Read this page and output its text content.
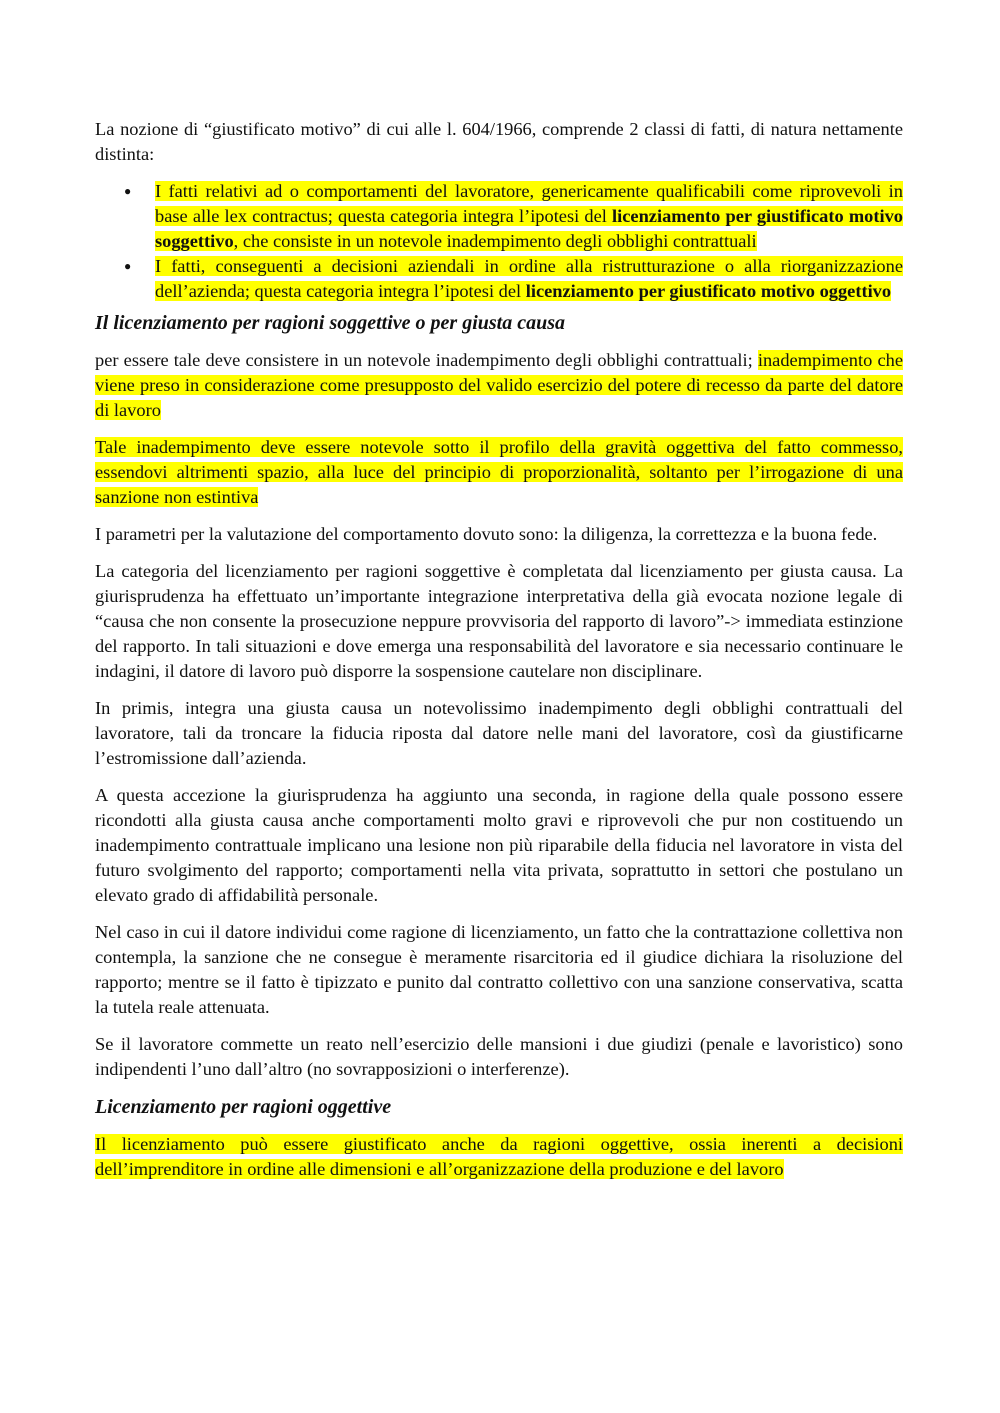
La nozione di “giustificato motivo” di cui alle l. 604/1966, comprende 2 classi di fatti, di natura nettamente distinta:

● I fatti relativi ad o comportamenti del lavoratore, genericamente qualificabili come riprovevoli in base alle lex contractus; questa categoria integra l’ipotesi del licenziamento per giustificato motivo soggettivo, che consiste in un notevole inadempimento degli obblighi contrattuali
● I fatti, conseguenti a decisioni aziendali in ordine alla ristrutturazione o alla riorganizzazione dell’azienda; questa categoria integra l’ipotesi del licenziamento per giustificato motivo oggettivo
Il licenziamento per ragioni soggettive o per giusta causa

per essere tale deve consistere in un notevole inadempimento degli obblighi contrattuali; inadempimento che viene preso in considerazione come presupposto del valido esercizio del potere di recesso da parte del datore di lavoro

Tale inadempimento deve essere notevole sotto il profilo della gravità oggettiva del fatto commesso, essendovi altrimenti spazio, alla luce del principio di proporzionalità, soltanto per l’irrogazione di una sanzione non estintiva

I parametri per la valutazione del comportamento dovuto sono: la diligenza, la correttezza e la buona fede.

La categoria del licenziamento per ragioni soggettive è completata dal licenziamento per giusta causa. La giurisprudenza ha effettuato un’importante integrazione interpretativa della già evocata nozione legale di “causa che non consente la prosecuzione neppure provvisoria del rapporto di lavoro”-> immediata estinzione del rapporto. In tali situazioni e dove emerga una responsabilità del lavoratore e sia necessario continuare le indagini, il datore di lavoro può disporre la sospensione cautelare non disciplinare.

In primis, integra una giusta causa un notevolissimo inadempimento degli obblighi contrattuali del lavoratore, tali da troncare la fiducia riposta dal datore nelle mani del lavoratore, così da giustificarne l’estromissione dall’azienda.

A questa accezione la giurisprudenza ha aggiunto una seconda, in ragione della quale possono essere ricondotti alla giusta causa anche comportamenti molto gravi e riprovevoli che pur non costituendo un inadempimento contrattuale implicano una lesione non più riparabile della fiducia nel lavoratore in vista del futuro svolgimento del rapporto; comportamenti nella vita privata, soprattutto in settori che postulano un elevato grado di affidabilità personale.

Nel caso in cui il datore individui come ragione di licenziamento, un fatto che la contrattazione collettiva non contempla, la sanzione che ne consegue è meramente risarcitoria ed il giudice dichiara la risoluzione del rapporto; mentre se il fatto è tipizzato e punito dal contratto collettivo con una sanzione conservativa, scatta la tutela reale attenuata.

Se il lavoratore commette un reato nell’esercizio delle mansioni i due giudizi (penale e lavoristico) sono indipendenti l’uno dall’altro (no sovrapposizioni o interferenze).

Licenziamento per ragioni oggettive

Il licenziamento può essere giustificato anche da ragioni oggettive, ossia inerenti a decisioni dell’imprenditore in ordine alle dimensioni e all’organizzazione della produzione e del lavoro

#### WHAT YOU NEED TO DO:
Look through the entries and work out how many lines have the word "azienda" in them; reply with that number only.

#### PROBLEM SOLUTION:
2